Saved data entries:
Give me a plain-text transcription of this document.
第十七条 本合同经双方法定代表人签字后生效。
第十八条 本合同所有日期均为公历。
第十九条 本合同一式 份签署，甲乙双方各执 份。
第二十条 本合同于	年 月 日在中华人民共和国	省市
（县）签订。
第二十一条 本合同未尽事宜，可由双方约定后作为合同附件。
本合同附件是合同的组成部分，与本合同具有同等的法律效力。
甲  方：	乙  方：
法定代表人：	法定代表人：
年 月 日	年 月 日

> [WRITTEN EXERCISE]
Return all of the entries exactly as written.

> [FINISHED EXERCISE]
Give me a plain-text transcription of this document.
第十七条 本合同经双方法定代表人签字后生效。
第十八条 本合同所有日期均为公历。
第十九条 本合同一式 份签署，甲乙双方各执 份。
第二十条 本合同于	年 月 日在中华人民共和国	省市
（县）签订。
第二十一条 本合同未尽事宜，可由双方约定后作为合同附件。
本合同附件是合同的组成部分，与本合同具有同等的法律效力。
甲  方：	乙  方：
法定代表人：	法定代表人：
年 月 日	年 月 日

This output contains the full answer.